## What is required
Look through the lines below and state how many hold the word "JSON". Write only the number.

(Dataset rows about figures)
>>>

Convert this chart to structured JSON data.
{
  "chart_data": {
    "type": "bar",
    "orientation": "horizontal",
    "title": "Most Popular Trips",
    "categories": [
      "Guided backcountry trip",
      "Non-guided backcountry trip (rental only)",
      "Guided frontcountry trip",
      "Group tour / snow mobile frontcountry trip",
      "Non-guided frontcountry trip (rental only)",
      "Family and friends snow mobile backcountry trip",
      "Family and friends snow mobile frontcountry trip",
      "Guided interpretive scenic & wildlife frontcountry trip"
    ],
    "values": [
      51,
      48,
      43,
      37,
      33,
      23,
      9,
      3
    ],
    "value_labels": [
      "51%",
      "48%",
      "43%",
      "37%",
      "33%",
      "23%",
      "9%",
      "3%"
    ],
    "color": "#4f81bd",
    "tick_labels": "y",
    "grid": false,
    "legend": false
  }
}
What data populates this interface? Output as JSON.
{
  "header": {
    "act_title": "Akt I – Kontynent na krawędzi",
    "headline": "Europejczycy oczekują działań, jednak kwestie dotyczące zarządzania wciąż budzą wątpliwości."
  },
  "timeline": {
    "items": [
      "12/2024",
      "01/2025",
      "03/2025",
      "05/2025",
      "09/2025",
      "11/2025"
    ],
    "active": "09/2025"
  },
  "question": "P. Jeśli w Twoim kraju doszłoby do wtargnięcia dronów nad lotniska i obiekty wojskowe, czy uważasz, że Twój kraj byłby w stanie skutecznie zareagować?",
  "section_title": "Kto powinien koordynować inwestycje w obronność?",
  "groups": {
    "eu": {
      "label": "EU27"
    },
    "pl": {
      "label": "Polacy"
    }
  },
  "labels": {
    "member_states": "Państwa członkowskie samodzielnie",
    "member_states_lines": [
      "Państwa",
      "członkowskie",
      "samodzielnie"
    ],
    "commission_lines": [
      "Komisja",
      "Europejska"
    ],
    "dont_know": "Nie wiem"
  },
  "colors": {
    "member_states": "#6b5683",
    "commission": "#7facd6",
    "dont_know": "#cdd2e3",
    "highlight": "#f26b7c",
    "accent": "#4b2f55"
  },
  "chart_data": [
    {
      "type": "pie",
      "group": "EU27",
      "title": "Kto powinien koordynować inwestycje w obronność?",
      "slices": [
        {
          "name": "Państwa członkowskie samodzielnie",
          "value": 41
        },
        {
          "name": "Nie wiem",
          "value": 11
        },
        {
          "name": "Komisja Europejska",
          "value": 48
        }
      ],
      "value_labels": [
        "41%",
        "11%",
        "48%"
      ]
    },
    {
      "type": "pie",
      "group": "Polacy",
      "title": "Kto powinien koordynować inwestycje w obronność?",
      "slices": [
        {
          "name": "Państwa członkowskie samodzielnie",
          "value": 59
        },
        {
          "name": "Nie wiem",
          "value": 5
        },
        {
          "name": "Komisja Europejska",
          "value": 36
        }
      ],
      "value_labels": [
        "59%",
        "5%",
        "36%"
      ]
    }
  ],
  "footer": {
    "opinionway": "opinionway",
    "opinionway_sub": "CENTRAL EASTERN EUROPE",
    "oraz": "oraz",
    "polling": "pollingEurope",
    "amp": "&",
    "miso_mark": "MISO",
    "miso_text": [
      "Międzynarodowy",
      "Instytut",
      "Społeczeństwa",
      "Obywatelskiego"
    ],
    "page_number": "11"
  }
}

<<<

## Result
2